Task statement ▸ Copy word for word every line from the start of the records through the line holding "line-series [128,22,1125,633]", including that line.

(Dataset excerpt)
** BEGIN **
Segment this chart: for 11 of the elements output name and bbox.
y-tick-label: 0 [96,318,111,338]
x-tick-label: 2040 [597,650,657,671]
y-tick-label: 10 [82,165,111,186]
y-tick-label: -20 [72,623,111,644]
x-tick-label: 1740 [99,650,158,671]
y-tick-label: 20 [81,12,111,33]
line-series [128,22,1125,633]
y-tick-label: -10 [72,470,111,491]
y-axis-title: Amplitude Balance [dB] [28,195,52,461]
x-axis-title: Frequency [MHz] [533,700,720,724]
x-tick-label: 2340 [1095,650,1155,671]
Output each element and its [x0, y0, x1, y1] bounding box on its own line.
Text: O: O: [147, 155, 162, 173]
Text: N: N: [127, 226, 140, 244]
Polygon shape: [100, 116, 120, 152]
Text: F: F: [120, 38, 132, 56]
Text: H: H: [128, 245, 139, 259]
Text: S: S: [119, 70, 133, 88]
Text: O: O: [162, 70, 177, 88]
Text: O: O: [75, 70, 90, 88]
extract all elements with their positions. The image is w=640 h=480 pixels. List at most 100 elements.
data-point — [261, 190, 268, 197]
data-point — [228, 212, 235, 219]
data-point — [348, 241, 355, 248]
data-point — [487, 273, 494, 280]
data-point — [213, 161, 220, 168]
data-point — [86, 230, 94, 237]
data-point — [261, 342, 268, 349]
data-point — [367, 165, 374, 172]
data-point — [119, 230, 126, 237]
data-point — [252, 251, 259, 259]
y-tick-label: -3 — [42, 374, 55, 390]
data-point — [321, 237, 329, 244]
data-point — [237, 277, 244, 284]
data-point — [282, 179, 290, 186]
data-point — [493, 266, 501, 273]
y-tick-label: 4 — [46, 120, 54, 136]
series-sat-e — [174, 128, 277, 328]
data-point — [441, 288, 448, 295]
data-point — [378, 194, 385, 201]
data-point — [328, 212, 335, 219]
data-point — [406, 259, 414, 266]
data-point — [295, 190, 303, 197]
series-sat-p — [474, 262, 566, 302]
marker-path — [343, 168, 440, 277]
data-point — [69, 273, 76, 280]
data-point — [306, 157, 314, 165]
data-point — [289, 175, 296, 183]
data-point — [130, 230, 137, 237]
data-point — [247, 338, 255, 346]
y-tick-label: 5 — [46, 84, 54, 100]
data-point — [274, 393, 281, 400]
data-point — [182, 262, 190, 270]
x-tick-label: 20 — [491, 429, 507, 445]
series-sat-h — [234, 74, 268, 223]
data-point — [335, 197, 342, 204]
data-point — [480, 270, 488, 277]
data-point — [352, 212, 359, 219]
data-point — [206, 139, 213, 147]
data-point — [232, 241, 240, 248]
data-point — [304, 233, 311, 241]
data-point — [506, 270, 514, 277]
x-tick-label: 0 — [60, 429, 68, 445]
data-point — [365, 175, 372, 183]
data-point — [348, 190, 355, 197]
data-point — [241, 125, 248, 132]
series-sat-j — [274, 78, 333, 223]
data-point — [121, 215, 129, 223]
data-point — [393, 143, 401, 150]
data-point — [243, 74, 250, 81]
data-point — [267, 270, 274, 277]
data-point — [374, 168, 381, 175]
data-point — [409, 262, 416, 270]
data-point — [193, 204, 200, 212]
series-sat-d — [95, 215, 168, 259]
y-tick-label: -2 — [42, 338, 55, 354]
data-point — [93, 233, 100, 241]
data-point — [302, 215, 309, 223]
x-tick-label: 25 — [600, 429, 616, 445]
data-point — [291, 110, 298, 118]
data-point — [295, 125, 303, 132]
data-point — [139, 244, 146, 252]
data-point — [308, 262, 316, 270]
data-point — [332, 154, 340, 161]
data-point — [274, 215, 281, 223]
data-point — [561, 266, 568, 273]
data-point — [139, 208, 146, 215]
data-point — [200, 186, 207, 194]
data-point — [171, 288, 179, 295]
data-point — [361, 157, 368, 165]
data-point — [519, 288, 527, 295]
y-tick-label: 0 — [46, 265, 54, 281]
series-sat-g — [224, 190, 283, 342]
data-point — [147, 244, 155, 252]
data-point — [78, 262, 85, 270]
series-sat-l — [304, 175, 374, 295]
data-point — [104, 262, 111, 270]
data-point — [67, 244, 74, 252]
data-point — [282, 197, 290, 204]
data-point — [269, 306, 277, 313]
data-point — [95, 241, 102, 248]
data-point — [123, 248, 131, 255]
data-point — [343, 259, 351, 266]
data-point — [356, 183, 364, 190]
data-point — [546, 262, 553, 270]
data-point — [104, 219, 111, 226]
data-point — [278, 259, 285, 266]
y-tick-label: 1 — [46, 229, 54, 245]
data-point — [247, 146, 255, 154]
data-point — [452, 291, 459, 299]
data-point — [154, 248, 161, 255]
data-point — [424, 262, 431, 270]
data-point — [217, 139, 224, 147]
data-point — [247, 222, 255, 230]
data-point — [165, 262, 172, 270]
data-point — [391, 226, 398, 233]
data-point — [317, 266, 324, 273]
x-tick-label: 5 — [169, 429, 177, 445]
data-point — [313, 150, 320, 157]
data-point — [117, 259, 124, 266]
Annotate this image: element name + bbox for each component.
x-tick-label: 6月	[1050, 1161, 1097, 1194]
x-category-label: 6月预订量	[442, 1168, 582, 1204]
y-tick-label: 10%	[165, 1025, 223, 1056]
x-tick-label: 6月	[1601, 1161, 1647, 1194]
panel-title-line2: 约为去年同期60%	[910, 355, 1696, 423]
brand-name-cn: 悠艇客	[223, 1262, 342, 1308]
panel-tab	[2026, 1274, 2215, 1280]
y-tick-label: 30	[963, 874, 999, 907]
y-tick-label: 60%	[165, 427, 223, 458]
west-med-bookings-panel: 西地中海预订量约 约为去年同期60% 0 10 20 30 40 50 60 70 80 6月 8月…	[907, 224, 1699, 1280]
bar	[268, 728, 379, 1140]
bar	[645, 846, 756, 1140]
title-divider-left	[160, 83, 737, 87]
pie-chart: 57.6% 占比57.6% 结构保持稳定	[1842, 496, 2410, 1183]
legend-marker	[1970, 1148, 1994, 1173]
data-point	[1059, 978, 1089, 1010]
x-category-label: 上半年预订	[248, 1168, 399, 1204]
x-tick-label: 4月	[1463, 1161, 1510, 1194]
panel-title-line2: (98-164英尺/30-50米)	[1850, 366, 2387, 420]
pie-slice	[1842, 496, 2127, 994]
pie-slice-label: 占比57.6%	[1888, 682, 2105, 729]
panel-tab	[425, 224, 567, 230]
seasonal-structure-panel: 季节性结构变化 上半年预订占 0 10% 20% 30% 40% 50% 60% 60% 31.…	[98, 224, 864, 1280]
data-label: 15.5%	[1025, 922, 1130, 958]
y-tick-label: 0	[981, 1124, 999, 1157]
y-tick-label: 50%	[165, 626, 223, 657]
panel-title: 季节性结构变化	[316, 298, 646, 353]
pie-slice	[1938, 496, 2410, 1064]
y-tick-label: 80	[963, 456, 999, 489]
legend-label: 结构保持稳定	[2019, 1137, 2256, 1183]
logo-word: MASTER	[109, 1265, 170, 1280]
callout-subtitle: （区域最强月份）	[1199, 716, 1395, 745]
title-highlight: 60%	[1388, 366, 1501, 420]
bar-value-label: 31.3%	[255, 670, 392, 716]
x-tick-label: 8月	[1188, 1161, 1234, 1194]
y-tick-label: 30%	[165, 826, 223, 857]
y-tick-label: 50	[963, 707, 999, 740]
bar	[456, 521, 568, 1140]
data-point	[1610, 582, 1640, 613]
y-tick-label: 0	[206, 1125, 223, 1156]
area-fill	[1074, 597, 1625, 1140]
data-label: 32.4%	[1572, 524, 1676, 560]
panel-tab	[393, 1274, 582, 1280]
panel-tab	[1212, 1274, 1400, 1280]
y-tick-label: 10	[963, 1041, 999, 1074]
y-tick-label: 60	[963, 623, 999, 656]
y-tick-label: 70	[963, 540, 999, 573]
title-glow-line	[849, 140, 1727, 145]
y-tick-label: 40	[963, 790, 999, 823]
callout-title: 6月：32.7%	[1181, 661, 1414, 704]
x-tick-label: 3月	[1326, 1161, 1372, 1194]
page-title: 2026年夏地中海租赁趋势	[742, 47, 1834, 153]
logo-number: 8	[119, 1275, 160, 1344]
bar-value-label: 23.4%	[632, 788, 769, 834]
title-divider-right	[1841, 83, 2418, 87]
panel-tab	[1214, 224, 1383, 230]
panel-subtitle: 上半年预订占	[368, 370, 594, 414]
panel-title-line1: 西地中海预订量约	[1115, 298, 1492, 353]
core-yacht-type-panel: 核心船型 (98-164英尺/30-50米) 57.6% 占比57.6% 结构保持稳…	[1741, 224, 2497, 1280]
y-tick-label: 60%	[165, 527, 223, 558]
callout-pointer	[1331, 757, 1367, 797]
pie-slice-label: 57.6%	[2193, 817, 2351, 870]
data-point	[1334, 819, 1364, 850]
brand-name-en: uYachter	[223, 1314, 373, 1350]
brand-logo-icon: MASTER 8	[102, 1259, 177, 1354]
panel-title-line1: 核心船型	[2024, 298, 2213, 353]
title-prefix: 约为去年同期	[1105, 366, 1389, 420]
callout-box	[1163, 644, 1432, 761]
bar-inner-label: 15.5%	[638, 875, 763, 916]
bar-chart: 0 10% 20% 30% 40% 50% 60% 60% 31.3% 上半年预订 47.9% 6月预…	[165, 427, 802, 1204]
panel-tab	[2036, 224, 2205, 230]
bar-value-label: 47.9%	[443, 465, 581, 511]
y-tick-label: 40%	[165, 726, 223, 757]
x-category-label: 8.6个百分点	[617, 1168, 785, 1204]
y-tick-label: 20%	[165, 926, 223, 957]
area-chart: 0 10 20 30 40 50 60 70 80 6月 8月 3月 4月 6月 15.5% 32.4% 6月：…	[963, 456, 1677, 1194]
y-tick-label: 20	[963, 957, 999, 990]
** END **
Solution for this problem ▸
Segment this chart: for 11 of the elements output name and bbox.
y-tick-label: 0 [96,318,111,338]
x-tick-label: 2040 [597,650,657,671]
y-tick-label: 10 [82,165,111,186]
y-tick-label: -20 [72,623,111,644]
x-tick-label: 1740 [99,650,158,671]
y-tick-label: 20 [81,12,111,33]
line-series [128,22,1125,633]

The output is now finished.